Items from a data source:
════════

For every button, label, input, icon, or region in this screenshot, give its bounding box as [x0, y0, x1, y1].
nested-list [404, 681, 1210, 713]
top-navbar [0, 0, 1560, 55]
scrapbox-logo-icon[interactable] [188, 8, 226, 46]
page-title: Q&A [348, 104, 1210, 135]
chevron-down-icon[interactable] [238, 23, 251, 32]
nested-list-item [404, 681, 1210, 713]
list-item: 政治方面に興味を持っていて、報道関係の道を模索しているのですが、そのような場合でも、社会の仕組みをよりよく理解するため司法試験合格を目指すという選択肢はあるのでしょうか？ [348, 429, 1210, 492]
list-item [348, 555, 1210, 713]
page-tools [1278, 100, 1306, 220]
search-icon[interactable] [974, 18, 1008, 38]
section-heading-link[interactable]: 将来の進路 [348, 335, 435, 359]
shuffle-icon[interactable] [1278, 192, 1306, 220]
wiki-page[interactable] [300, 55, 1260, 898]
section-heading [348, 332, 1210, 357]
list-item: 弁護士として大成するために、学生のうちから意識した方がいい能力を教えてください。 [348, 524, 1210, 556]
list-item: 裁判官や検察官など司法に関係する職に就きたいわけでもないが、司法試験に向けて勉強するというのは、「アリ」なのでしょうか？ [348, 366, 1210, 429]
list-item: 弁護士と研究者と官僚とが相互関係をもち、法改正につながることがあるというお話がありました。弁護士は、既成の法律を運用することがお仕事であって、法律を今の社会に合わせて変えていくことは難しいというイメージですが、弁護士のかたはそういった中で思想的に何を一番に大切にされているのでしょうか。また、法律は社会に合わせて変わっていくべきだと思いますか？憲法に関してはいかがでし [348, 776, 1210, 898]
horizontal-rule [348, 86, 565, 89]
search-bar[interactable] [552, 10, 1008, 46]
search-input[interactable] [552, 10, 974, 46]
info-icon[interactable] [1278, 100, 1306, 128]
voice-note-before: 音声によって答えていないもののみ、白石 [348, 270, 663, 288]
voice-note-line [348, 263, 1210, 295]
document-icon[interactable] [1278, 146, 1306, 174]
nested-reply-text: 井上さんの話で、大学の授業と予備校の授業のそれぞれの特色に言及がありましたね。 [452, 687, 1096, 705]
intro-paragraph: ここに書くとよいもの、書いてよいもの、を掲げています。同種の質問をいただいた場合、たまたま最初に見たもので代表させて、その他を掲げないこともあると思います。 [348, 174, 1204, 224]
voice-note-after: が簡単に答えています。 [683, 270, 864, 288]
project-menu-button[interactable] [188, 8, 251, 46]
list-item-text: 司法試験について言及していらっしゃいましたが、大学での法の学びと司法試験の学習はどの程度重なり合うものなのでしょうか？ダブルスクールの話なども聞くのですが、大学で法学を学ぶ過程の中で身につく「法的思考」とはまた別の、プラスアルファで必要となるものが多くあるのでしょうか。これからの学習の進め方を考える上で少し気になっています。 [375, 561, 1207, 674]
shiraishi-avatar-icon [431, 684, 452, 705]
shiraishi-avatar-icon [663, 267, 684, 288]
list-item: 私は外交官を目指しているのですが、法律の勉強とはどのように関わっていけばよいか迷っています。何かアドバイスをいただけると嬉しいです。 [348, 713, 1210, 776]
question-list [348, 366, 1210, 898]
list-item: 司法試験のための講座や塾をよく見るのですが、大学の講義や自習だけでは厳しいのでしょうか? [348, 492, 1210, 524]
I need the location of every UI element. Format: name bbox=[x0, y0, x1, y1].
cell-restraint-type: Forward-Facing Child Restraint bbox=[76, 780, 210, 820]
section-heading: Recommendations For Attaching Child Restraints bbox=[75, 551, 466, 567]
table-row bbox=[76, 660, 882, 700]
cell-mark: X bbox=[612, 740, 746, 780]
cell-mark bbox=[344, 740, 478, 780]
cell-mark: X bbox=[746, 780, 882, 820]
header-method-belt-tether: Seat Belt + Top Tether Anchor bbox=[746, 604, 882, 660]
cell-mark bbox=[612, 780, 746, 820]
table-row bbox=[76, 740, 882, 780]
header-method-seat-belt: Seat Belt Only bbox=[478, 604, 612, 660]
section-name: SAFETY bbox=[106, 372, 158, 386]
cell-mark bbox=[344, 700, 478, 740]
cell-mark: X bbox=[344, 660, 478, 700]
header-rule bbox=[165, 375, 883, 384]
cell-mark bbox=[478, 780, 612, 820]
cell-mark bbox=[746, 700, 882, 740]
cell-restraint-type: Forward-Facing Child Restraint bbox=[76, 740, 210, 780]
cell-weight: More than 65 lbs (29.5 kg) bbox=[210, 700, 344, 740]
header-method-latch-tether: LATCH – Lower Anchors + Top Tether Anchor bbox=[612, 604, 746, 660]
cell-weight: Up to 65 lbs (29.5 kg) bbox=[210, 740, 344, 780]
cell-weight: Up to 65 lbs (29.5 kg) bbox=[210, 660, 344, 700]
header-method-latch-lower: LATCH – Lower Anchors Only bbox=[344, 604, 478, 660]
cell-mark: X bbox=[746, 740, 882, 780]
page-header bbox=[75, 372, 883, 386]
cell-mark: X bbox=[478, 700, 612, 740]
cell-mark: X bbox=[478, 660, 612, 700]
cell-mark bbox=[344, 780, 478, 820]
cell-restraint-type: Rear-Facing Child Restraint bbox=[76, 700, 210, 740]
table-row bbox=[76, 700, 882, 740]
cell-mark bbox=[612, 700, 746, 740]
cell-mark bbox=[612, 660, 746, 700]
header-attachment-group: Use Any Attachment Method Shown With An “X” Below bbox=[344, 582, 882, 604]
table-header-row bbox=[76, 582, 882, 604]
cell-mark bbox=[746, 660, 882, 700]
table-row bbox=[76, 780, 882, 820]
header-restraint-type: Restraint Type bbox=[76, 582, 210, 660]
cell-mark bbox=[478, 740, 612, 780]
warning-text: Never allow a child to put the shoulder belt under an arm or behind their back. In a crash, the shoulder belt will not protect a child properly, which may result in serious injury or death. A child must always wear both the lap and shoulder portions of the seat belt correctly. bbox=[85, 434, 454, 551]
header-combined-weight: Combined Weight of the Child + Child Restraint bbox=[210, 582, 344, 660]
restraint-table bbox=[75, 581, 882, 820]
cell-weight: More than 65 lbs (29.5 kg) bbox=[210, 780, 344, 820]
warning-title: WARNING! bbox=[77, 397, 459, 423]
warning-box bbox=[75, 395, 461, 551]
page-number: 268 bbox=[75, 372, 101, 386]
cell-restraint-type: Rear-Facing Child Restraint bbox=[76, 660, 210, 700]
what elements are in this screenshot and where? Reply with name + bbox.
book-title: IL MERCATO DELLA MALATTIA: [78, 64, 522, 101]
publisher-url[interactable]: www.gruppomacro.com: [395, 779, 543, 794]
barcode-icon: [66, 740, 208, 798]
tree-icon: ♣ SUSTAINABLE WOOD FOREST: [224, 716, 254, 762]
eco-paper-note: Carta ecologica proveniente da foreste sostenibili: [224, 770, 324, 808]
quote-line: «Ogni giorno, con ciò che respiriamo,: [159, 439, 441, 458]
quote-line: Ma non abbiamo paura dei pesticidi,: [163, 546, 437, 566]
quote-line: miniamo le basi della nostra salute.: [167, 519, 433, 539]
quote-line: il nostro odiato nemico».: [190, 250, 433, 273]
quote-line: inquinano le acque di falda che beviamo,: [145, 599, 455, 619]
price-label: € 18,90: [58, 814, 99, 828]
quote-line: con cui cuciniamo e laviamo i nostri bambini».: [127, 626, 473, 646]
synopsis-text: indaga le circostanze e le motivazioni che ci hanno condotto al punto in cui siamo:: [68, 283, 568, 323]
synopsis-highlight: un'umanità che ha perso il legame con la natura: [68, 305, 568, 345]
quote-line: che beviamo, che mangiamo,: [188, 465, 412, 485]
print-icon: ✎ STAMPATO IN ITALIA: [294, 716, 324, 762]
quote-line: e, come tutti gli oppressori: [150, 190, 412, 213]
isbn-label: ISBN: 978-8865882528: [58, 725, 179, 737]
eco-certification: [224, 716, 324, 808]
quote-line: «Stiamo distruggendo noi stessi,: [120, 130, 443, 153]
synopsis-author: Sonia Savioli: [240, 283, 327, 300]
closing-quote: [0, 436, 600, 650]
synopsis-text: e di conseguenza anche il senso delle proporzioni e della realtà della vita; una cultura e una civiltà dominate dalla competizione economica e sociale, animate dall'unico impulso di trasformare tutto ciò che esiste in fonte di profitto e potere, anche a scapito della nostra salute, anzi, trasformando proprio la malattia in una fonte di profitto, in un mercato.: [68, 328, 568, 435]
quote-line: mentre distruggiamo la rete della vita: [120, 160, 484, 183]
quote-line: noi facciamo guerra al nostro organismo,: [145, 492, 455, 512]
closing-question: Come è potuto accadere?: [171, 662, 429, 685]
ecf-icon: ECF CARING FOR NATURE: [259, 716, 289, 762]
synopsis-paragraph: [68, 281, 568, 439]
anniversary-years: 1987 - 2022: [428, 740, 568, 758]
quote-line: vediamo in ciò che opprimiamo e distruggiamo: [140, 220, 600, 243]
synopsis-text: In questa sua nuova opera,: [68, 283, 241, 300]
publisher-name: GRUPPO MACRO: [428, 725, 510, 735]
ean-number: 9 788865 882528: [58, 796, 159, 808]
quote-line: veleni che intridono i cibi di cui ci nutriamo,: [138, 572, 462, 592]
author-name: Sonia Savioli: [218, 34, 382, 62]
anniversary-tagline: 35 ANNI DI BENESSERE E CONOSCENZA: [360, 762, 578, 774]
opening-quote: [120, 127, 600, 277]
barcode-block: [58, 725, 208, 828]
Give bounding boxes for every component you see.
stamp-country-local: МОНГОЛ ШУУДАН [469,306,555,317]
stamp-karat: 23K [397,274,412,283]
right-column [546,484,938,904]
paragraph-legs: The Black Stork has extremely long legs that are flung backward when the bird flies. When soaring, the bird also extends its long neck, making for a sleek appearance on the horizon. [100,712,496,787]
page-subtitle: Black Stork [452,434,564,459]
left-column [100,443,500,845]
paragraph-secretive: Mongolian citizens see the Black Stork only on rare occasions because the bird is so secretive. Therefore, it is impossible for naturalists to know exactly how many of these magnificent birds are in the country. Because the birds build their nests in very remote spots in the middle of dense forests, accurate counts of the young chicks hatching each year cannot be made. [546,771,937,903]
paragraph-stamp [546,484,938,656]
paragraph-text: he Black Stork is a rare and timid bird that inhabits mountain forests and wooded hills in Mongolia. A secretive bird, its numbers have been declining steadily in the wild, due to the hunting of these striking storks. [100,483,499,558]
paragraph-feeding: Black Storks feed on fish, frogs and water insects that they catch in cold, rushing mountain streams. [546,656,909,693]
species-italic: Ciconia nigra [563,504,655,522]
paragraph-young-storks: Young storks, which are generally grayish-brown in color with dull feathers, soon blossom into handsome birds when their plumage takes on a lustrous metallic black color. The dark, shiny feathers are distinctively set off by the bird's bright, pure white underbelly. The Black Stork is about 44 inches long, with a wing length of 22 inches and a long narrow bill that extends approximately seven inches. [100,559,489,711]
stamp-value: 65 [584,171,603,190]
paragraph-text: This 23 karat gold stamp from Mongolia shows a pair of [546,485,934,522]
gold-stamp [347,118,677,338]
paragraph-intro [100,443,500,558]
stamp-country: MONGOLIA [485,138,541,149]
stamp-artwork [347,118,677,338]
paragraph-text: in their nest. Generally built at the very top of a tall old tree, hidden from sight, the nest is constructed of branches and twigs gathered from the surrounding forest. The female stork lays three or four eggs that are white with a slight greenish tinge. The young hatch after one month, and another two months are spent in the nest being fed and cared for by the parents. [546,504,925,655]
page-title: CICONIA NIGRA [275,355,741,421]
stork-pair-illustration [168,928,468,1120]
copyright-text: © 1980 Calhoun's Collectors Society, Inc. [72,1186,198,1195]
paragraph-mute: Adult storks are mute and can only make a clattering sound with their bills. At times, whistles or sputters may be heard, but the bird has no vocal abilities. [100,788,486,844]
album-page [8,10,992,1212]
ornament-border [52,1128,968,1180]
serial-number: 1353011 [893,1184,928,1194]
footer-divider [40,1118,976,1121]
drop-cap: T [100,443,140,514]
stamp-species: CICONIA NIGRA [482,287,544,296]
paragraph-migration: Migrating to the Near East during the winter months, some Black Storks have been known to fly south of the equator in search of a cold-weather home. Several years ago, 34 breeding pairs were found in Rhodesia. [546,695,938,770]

════════

_Given problem:_ Update the material from its beginning through the line containing "section-heading [348, 332, 1210, 357]" by replacing "page-tools" with "page-toolbar", leaving all else unchanged.

_Problem solution:_
For every button, label, input, icon, or region in this screenshot, give its bounding box as [x0, y0, x1, y1].
nested-list [404, 681, 1210, 713]
top-navbar [0, 0, 1560, 55]
scrapbox-logo-icon[interactable] [188, 8, 226, 46]
page-title: Q&A [348, 104, 1210, 135]
chevron-down-icon[interactable] [238, 23, 251, 32]
nested-list-item [404, 681, 1210, 713]
list-item: 政治方面に興味を持っていて、報道関係の道を模索しているのですが、そのような場合でも、社会の仕組みをよりよく理解するため司法試験合格を目指すという選択肢はあるのでしょうか？ [348, 429, 1210, 492]
list-item [348, 555, 1210, 713]
page-toolbar [1278, 100, 1306, 220]
search-icon[interactable] [974, 18, 1008, 38]
section-heading-link[interactable]: 将来の進路 [348, 335, 435, 359]
shuffle-icon[interactable] [1278, 192, 1306, 220]
wiki-page[interactable] [300, 55, 1260, 898]
section-heading [348, 332, 1210, 357]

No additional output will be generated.